> **INPUT MATERIAL**:

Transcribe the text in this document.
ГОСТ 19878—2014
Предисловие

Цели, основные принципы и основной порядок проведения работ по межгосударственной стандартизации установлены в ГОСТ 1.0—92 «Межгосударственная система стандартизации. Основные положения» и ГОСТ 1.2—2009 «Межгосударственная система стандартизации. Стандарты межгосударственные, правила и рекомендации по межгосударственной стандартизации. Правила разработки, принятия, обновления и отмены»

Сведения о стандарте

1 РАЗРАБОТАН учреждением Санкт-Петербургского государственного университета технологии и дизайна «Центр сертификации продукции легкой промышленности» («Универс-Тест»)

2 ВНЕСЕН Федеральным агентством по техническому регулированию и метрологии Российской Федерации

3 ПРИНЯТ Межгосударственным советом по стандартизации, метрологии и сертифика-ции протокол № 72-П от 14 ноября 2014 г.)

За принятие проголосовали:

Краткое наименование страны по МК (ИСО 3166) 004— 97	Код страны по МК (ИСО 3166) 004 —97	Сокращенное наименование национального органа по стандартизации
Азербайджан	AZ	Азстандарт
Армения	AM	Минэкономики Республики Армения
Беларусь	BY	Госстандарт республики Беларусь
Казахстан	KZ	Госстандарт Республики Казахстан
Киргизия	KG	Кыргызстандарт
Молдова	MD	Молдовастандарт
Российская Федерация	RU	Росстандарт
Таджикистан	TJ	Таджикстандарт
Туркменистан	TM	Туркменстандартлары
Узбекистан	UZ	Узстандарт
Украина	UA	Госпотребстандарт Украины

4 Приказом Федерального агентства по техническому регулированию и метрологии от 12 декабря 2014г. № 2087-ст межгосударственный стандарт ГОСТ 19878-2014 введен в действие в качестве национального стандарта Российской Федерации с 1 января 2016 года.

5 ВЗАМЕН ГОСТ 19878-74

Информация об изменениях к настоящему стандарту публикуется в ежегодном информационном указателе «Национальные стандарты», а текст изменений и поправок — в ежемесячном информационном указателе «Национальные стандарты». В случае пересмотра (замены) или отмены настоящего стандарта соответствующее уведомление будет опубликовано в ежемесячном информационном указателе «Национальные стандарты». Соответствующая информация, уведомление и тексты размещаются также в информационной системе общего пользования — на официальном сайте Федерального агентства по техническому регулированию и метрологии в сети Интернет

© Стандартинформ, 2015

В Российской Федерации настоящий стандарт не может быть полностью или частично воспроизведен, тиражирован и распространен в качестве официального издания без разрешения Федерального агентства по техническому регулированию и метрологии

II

> **TO DO**: Return all of the data exactly as it reads.

> **REPLY**:
Transcribe the text in this document.
ГОСТ 19878—2014
Предисловие

Цели, основные принципы и основной порядок проведения работ по межгосударственной стандартизации установлены в ГОСТ 1.0—92 «Межгосударственная система стандартизации. Основные положения» и ГОСТ 1.2—2009 «Межгосударственная система стандартизации. Стандарты межгосударственные, правила и рекомендации по межгосударственной стандартизации. Правила разработки, принятия, обновления и отмены»

Сведения о стандарте

1 РАЗРАБОТАН учреждением Санкт-Петербургского государственного университета технологии и дизайна «Центр сертификации продукции легкой промышленности» («Универс-Тест»)

2 ВНЕСЕН Федеральным агентством по техническому регулированию и метрологии Российской Федерации

3 ПРИНЯТ Межгосударственным советом по стандартизации, метрологии и сертифика-ции протокол № 72-П от 14 ноября 2014 г.)

За принятие проголосовали:

Краткое наименование страны по МК (ИСО 3166) 004— 97	Код страны по МК (ИСО 3166) 004 —97	Сокращенное наименование национального органа по стандартизации
Азербайджан	AZ	Азстандарт
Армения	AM	Минэкономики Республики Армения
Беларусь	BY	Госстандарт республики Беларусь
Казахстан	KZ	Госстандарт Республики Казахстан
Киргизия	KG	Кыргызстандарт
Молдова	MD	Молдовастандарт
Российская Федерация	RU	Росстандарт
Таджикистан	TJ	Таджикстандарт
Туркменистан	TM	Туркменстандартлары
Узбекистан	UZ	Узстандарт
Украина	UA	Госпотребстандарт Украины

4 Приказом Федерального агентства по техническому регулированию и метрологии от 12 декабря 2014г. № 2087-ст межгосударственный стандарт ГОСТ 19878-2014 введен в действие в качестве национального стандарта Российской Федерации с 1 января 2016 года.

5 ВЗАМЕН ГОСТ 19878-74

Информация об изменениях к настоящему стандарту публикуется в ежегодном информационном указателе «Национальные стандарты», а текст изменений и поправок — в ежемесячном информационном указателе «Национальные стандарты». В случае пересмотра (замены) или отмены настоящего стандарта соответствующее уведомление будет опубликовано в ежемесячном информационном указателе «Национальные стандарты». Соответствующая информация, уведомление и тексты размещаются также в информационной системе общего пользования — на официальном сайте Федерального агентства по техническому регулированию и метрологии в сети Интернет

© Стандартинформ, 2015

В Российской Федерации настоящий стандарт не может быть полностью или частично воспроизведен, тиражирован и распространен в качестве официального издания без разрешения Федерального агентства по техническому регулированию и метрологии

II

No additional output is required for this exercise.